Texte fourni:
━━━━━━━━━━

Pour cent briques, t'as plus rien ? Il aura suffi d'une expression assez ambiguë d'Emmanuel Macron dans son interview à la presse quotidienne régionale la semaine dernière - « inventer un deuxième temps de la relance » - pour rouvrir le débat sur la nécessité d'ajouter un autre volet au plan de relance de 100 milliards d'euros dévoilé en septembre par l'exécutif. Aussi bien dans la majorité qu'au Medef, les idées commencent déjà à affluer, mettant sous pression un Bercy pas forcément très allant au départ.

━━━━━━━━━━

Consigne: Reproduisez à l'identique le passage du texte fourni qui va de « Pour cent briques, t'as » jusqu'à « allant au départ. » inclus.

Lignes extraites:
━━━━━━━━━━

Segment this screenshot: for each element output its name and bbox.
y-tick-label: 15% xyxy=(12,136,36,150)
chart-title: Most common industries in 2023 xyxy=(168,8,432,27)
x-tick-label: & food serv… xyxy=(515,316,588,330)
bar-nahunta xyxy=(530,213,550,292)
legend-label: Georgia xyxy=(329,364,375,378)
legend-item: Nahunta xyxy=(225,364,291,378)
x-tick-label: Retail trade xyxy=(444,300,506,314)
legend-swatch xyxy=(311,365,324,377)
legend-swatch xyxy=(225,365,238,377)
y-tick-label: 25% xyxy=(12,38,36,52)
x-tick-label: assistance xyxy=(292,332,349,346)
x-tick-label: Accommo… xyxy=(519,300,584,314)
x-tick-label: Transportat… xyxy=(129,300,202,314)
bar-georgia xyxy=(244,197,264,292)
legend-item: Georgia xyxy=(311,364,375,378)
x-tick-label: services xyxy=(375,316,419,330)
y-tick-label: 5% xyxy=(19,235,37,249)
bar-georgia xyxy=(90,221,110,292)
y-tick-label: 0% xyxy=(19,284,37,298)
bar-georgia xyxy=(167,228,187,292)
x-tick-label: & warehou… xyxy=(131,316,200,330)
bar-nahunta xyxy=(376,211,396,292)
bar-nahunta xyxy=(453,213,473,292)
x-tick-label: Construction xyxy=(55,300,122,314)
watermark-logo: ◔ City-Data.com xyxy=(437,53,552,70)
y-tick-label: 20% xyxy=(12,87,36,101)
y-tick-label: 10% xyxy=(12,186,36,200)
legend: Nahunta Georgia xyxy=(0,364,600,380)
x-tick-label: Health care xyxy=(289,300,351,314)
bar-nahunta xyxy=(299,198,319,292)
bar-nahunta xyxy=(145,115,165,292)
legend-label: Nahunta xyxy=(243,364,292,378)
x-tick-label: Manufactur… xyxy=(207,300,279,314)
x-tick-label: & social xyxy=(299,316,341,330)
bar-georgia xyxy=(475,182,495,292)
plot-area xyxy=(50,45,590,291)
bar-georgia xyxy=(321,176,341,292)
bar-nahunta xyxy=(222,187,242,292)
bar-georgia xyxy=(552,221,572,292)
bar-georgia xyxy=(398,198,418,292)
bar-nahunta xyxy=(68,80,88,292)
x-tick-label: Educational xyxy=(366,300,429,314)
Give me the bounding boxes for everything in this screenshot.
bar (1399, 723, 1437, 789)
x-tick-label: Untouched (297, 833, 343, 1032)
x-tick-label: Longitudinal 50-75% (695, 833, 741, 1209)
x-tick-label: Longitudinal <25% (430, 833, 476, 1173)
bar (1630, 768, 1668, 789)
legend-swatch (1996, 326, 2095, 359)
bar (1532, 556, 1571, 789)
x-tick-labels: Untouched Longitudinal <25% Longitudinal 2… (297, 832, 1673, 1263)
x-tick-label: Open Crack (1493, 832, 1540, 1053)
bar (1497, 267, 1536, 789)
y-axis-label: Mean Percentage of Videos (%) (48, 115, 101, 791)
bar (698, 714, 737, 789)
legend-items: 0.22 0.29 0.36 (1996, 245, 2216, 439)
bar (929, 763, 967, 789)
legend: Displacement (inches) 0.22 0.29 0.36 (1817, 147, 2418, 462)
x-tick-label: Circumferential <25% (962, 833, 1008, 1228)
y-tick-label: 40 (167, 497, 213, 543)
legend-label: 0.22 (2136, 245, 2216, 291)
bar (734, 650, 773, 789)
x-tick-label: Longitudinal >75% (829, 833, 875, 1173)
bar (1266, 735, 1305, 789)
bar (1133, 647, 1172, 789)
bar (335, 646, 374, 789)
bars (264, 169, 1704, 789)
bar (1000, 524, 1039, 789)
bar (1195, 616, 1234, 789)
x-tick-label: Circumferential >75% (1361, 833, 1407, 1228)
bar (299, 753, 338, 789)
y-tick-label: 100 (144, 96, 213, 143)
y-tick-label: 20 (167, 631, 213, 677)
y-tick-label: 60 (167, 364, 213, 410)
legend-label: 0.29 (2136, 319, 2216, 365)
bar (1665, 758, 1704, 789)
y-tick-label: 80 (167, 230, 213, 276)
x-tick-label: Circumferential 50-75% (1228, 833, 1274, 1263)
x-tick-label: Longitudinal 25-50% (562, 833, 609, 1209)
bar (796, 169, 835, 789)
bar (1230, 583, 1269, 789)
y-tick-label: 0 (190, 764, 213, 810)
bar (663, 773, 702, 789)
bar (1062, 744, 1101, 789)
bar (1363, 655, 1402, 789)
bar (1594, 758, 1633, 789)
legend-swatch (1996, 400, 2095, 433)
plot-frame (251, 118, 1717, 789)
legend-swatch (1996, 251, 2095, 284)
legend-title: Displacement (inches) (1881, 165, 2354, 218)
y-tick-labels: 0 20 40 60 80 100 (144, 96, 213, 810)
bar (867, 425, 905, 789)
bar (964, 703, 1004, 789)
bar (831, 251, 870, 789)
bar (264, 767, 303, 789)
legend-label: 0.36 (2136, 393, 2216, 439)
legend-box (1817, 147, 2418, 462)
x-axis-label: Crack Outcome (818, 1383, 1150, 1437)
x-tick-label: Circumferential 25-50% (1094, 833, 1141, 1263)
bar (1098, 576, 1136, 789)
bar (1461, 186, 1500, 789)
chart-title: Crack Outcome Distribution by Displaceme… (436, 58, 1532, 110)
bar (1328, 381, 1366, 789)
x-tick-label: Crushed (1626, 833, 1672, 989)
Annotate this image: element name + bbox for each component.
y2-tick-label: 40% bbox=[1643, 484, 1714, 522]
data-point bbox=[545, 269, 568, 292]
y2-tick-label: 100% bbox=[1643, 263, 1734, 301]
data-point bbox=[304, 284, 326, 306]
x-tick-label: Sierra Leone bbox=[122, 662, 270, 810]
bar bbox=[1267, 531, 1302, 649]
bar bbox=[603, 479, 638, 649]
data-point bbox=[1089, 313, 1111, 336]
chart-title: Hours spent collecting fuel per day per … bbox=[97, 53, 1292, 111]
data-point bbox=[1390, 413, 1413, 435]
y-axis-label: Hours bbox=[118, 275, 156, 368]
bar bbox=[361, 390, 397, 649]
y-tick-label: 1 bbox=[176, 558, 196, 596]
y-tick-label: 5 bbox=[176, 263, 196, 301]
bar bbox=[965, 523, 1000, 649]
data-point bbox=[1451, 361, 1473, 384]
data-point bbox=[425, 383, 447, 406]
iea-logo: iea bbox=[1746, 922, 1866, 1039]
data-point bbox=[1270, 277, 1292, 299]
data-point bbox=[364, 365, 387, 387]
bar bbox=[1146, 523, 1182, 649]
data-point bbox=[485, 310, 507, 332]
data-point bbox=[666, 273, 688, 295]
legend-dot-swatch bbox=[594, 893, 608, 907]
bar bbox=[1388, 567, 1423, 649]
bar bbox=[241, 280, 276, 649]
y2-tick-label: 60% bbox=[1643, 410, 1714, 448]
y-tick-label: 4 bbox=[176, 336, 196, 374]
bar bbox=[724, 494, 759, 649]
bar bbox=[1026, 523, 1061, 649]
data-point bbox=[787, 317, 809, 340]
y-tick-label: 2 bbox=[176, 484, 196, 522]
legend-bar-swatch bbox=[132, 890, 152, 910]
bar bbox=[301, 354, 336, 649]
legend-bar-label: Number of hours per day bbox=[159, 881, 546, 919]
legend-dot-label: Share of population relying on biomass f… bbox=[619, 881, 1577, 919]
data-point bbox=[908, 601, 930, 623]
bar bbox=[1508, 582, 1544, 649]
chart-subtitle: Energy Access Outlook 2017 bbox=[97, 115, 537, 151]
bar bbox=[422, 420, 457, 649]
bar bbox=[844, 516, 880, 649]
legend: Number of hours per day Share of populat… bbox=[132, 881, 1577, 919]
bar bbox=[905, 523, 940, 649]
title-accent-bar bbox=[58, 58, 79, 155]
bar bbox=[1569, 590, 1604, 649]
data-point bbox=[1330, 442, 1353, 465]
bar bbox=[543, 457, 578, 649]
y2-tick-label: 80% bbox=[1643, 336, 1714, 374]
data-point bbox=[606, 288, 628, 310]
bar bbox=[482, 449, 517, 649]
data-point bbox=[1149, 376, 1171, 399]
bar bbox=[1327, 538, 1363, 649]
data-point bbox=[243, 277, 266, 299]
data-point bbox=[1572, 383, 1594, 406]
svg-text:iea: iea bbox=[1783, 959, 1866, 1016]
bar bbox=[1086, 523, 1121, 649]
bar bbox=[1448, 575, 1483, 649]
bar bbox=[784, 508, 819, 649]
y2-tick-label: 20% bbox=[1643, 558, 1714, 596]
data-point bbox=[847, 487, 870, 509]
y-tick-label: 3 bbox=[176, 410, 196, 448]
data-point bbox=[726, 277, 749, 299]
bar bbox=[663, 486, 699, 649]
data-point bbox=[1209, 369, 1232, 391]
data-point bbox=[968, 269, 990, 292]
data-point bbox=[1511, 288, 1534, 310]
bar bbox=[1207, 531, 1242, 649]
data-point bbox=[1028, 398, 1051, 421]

━━━━━━━━━━

Corrigé:
Pour cent briques, t'as plus rien ? Il aura suffi d'une expression assez ambiguë d'Emmanuel Macron dans son interview à la presse quotidienne régionale la semaine dernière - « inventer un deuxième temps de la relance » - pour rouvrir le débat sur la nécessité d'ajouter un autre volet au plan de relance de 100 milliards d'euros dévoilé en septembre par l'exécutif. Aussi bien dans la majorité qu'au Medef, les idées commencent déjà à affluer, mettant sous pression un Bercy pas forcément très allant au départ.